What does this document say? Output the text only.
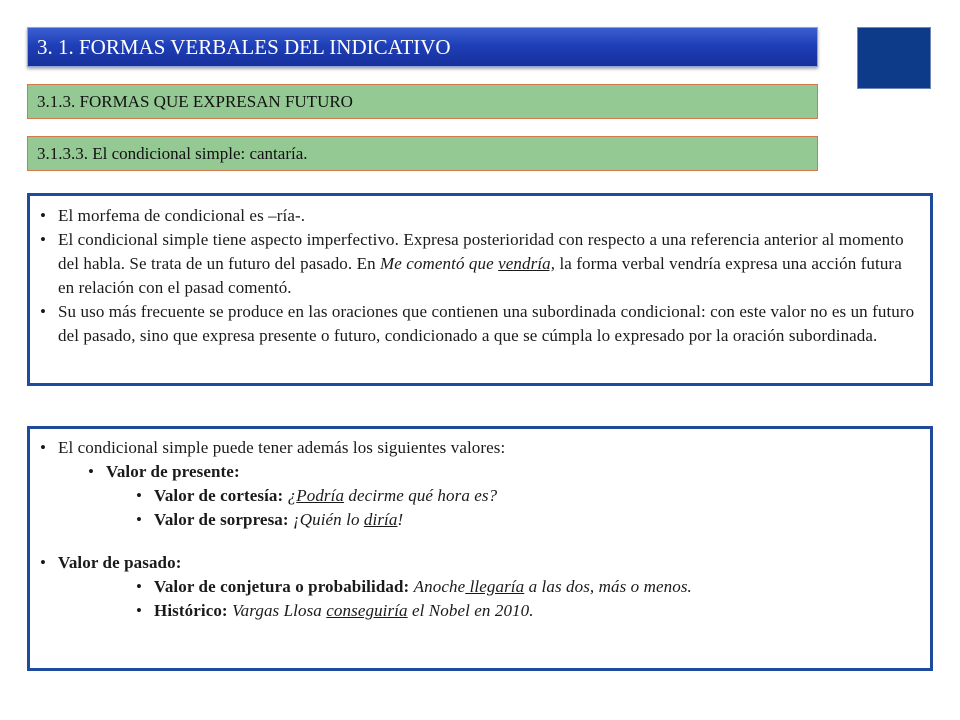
3. 1. FORMAS VERBALES DEL INDICATIVO
3.1.3. FORMAS QUE EXPRESAN FUTURO
3.1.3.3. El condicional simple: cantaría.
• El morfema de condicional es –ría-.
• El condicional simple tiene aspecto imperfectivo. Expresa posterioridad con respecto a una referencia anterior al momento del habla. Se trata de un futuro del pasado. En Me comentó que vendría, la forma verbal vendría expresa una acción futura en relación con el pasad comentó.
• Su uso más frecuente se produce en las oraciones que contienen una subordinada condicional: con este valor no es un futuro del pasado, sino que expresa presente o futuro, condicionado a que se cúmpla lo expresado por la oración subordinada.
• El condicional simple puede tener además los siguientes valores:
• Valor de presente:
• Valor de cortesía: ¿Podría decirme qué hora es?
• Valor de sorpresa: ¡Quién lo diría!
• Valor de pasado:
• Valor de conjetura o probabilidad: Anoche llegaría a las dos, más o menos.
• Histórico: Vargas Llosa conseguiría el Nobel en 2010.
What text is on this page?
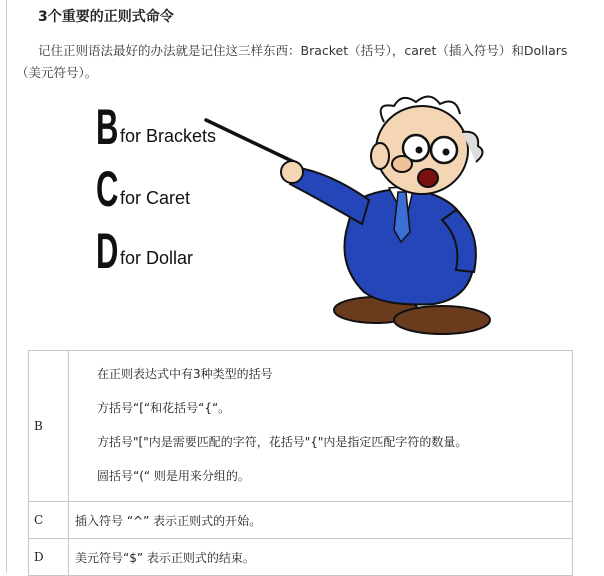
3个重要的正则式命令
记住正则语法最好的办法就是记住这三样东西：Bracket（括号），caret（插入符号）和Dollars（美元符号）。
B for Brackets
C for Caret
D for Dollar
B	在正则表达式中有3种类型的括号

方括号“[“和花括号“{“。

方括号"["内是需要匹配的字符，花括号"{"内是指定匹配字符的数量。

圆括号“(“ 则是用来分组的。

C	插入符号 “^” 表示正则式的开始。
D	美元符号“$” 表示正则式的结束。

(WORK INSTRUCTIONS)
Retype all the records shown above, character for character. Omit every picture.

(FULL ANSWER)
What does this document say? Output the text only.
3. 1. FORMAS VERBALES DEL INDICATIVO
3.1.3. FORMAS QUE EXPRESAN FUTURO
3.1.3.3. El condicional simple: cantaría.
• El morfema de condicional es –ría-.
• El condicional simple tiene aspecto imperfectivo. Expresa posterioridad con respecto a una referencia anterior al momento del habla. Se trata de un futuro del pasado. En Me comentó que vendría, la forma verbal vendría expresa una acción futura en relación con el pasad comentó.
• Su uso más frecuente se produce en las oraciones que contienen una subordinada condicional: con este valor no es un futuro del pasado, sino que expresa presente o futuro, condicionado a que se cúmpla lo expresado por la oración subordinada.
• El condicional simple puede tener además los siguientes valores:
• Valor de presente:
• Valor de cortesía: ¿Podría decirme qué hora es?
• Valor de sorpresa: ¡Quién lo diría!
• Valor de pasado:
• Valor de conjetura o probabilidad: Anoche llegaría a las dos, más o menos.
• Histórico: Vargas Llosa conseguiría el Nobel en 2010.
What text is on this page?
3个重要的正则式命令
记住正则语法最好的办法就是记住这三样东西：Bracket（括号），caret（插入符号）和Dollars（美元符号）。
B for Brackets
C for Caret
D for Dollar
B	在正则表达式中有3种类型的括号

方括号“[“和花括号“{“。

方括号"["内是需要匹配的字符，花括号"{"内是指定匹配字符的数量。

圆括号“(“ 则是用来分组的。

C	插入符号 “^” 表示正则式的开始。
D	美元符号“$” 表示正则式的结束。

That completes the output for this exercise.